__DIRECTIONS__. Your task is to repeat the listing exactly.
** start RECORDS SUPPLIED **
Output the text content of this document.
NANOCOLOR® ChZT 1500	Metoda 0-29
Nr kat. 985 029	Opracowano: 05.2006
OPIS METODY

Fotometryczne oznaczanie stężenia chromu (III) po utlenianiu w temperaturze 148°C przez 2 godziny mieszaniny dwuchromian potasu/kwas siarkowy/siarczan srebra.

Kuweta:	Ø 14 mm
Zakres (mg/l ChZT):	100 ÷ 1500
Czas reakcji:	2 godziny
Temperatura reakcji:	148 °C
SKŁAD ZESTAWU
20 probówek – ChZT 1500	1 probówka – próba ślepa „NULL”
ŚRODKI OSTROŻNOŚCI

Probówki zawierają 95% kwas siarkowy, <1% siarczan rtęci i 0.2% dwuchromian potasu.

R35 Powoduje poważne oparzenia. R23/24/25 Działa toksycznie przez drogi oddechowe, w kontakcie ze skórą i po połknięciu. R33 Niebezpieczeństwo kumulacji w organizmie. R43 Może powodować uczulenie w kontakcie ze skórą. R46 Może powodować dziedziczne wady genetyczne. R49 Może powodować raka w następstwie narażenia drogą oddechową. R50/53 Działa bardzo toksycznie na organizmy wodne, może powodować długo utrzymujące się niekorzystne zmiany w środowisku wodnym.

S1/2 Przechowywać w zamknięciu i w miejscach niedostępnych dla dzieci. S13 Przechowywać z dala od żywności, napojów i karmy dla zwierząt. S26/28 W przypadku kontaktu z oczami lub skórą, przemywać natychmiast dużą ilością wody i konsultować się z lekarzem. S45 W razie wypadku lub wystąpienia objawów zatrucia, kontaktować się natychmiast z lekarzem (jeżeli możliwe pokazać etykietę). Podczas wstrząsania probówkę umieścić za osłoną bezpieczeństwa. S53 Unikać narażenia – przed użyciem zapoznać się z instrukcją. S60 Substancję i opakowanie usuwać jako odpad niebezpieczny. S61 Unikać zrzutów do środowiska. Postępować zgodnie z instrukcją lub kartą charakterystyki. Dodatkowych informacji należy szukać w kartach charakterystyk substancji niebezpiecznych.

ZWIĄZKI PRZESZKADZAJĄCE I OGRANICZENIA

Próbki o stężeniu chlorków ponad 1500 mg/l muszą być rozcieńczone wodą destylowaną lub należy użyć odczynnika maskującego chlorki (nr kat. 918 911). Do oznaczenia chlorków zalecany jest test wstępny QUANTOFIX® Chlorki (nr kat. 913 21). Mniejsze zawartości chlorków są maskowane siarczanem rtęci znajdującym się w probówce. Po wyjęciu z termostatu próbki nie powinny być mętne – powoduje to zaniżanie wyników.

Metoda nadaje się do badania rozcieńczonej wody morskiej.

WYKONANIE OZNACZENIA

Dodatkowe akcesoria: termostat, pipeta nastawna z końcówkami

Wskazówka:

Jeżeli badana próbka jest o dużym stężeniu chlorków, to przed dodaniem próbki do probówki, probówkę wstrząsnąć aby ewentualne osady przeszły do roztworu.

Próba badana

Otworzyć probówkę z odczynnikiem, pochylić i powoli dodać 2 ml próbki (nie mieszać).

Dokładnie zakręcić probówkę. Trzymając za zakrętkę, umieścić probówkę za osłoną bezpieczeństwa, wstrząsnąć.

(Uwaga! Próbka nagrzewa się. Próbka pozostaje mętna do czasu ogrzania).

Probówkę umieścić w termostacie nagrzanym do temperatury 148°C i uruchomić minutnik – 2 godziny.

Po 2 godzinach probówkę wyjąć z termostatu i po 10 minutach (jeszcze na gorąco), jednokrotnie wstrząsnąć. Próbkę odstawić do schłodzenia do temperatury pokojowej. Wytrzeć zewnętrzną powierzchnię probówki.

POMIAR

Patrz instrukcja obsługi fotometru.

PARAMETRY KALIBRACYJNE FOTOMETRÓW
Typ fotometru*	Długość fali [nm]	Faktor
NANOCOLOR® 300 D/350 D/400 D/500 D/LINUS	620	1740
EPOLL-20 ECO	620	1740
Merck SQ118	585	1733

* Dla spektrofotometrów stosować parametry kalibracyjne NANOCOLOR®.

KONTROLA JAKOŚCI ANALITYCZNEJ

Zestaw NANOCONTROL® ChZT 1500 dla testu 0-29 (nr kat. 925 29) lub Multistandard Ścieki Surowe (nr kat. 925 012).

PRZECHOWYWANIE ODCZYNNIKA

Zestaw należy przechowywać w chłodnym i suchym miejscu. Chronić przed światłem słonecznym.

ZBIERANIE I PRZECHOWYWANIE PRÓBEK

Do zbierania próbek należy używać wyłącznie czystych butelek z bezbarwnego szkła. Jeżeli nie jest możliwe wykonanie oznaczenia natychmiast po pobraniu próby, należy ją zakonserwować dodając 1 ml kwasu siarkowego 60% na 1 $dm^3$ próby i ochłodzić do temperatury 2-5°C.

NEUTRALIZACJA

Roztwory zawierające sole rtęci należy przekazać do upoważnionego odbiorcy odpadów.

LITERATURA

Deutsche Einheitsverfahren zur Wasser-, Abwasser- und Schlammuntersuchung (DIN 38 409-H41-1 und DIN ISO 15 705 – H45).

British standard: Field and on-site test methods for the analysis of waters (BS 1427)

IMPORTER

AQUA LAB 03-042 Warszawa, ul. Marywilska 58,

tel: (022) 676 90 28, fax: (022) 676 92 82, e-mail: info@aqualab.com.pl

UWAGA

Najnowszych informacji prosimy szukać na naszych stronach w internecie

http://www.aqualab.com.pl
** end RECORDS SUPPLIED **
__SOLUTION FOR THIS TASK__.
Output the text content of this document.
NANOCOLOR® ChZT 1500	Metoda 0-29
Nr kat. 985 029	Opracowano: 05.2006
OPIS METODY

Fotometryczne oznaczanie stężenia chromu (III) po utlenianiu w temperaturze 148°C przez 2 godziny mieszaniny dwuchromian potasu/kwas siarkowy/siarczan srebra.

Kuweta:	Ø 14 mm
Zakres (mg/l ChZT):	100 ÷ 1500
Czas reakcji:	2 godziny
Temperatura reakcji:	148 °C
SKŁAD ZESTAWU
20 probówek – ChZT 1500	1 probówka – próba ślepa „NULL”
ŚRODKI OSTROŻNOŚCI

Probówki zawierają 95% kwas siarkowy, <1% siarczan rtęci i 0.2% dwuchromian potasu.

R35 Powoduje poważne oparzenia. R23/24/25 Działa toksycznie przez drogi oddechowe, w kontakcie ze skórą i po połknięciu. R33 Niebezpieczeństwo kumulacji w organizmie. R43 Może powodować uczulenie w kontakcie ze skórą. R46 Może powodować dziedziczne wady genetyczne. R49 Może powodować raka w następstwie narażenia drogą oddechową. R50/53 Działa bardzo toksycznie na organizmy wodne, może powodować długo utrzymujące się niekorzystne zmiany w środowisku wodnym.

S1/2 Przechowywać w zamknięciu i w miejscach niedostępnych dla dzieci. S13 Przechowywać z dala od żywności, napojów i karmy dla zwierząt. S26/28 W przypadku kontaktu z oczami lub skórą, przemywać natychmiast dużą ilością wody i konsultować się z lekarzem. S45 W razie wypadku lub wystąpienia objawów zatrucia, kontaktować się natychmiast z lekarzem (jeżeli możliwe pokazać etykietę). Podczas wstrząsania probówkę umieścić za osłoną bezpieczeństwa. S53 Unikać narażenia – przed użyciem zapoznać się z instrukcją. S60 Substancję i opakowanie usuwać jako odpad niebezpieczny. S61 Unikać zrzutów do środowiska. Postępować zgodnie z instrukcją lub kartą charakterystyki. Dodatkowych informacji należy szukać w kartach charakterystyk substancji niebezpiecznych.

ZWIĄZKI PRZESZKADZAJĄCE I OGRANICZENIA

Próbki o stężeniu chlorków ponad 1500 mg/l muszą być rozcieńczone wodą destylowaną lub należy użyć odczynnika maskującego chlorki (nr kat. 918 911). Do oznaczenia chlorków zalecany jest test wstępny QUANTOFIX® Chlorki (nr kat. 913 21). Mniejsze zawartości chlorków są maskowane siarczanem rtęci znajdującym się w probówce. Po wyjęciu z termostatu próbki nie powinny być mętne – powoduje to zaniżanie wyników.

Metoda nadaje się do badania rozcieńczonej wody morskiej.

WYKONANIE OZNACZENIA

Dodatkowe akcesoria: termostat, pipeta nastawna z końcówkami

Wskazówka:

Jeżeli badana próbka jest o dużym stężeniu chlorków, to przed dodaniem próbki do probówki, probówkę wstrząsnąć aby ewentualne osady przeszły do roztworu.

Próba badana

Otworzyć probówkę z odczynnikiem, pochylić i powoli dodać 2 ml próbki (nie mieszać).

Dokładnie zakręcić probówkę. Trzymając za zakrętkę, umieścić probówkę za osłoną bezpieczeństwa, wstrząsnąć.

(Uwaga! Próbka nagrzewa się. Próbka pozostaje mętna do czasu ogrzania).

Probówkę umieścić w termostacie nagrzanym do temperatury 148°C i uruchomić minutnik – 2 godziny.

Po 2 godzinach probówkę wyjąć z termostatu i po 10 minutach (jeszcze na gorąco), jednokrotnie wstrząsnąć. Próbkę odstawić do schłodzenia do temperatury pokojowej. Wytrzeć zewnętrzną powierzchnię probówki.

POMIAR

Patrz instrukcja obsługi fotometru.

PARAMETRY KALIBRACYJNE FOTOMETRÓW
Typ fotometru*	Długość fali [nm]	Faktor
NANOCOLOR® 300 D/350 D/400 D/500 D/LINUS	620	1740
EPOLL-20 ECO	620	1740
Merck SQ118	585	1733

* Dla spektrofotometrów stosować parametry kalibracyjne NANOCOLOR®.

KONTROLA JAKOŚCI ANALITYCZNEJ

Zestaw NANOCONTROL® ChZT 1500 dla testu 0-29 (nr kat. 925 29) lub Multistandard Ścieki Surowe (nr kat. 925 012).

PRZECHOWYWANIE ODCZYNNIKA

Zestaw należy przechowywać w chłodnym i suchym miejscu. Chronić przed światłem słonecznym.

ZBIERANIE I PRZECHOWYWANIE PRÓBEK

Do zbierania próbek należy używać wyłącznie czystych butelek z bezbarwnego szkła. Jeżeli nie jest możliwe wykonanie oznaczenia natychmiast po pobraniu próby, należy ją zakonserwować dodając 1 ml kwasu siarkowego 60% na 1 $dm^3$ próby i ochłodzić do temperatury 2-5°C.

NEUTRALIZACJA

Roztwory zawierające sole rtęci należy przekazać do upoważnionego odbiorcy odpadów.

LITERATURA

Deutsche Einheitsverfahren zur Wasser-, Abwasser- und Schlammuntersuchung (DIN 38 409-H41-1 und DIN ISO 15 705 – H45).

British standard: Field and on-site test methods for the analysis of waters (BS 1427)

IMPORTER

AQUA LAB 03-042 Warszawa, ul. Marywilska 58,

tel: (022) 676 90 28, fax: (022) 676 92 82, e-mail: info@aqualab.com.pl

UWAGA

Najnowszych informacji prosimy szukać na naszych stronach w internecie

http://www.aqualab.com.pl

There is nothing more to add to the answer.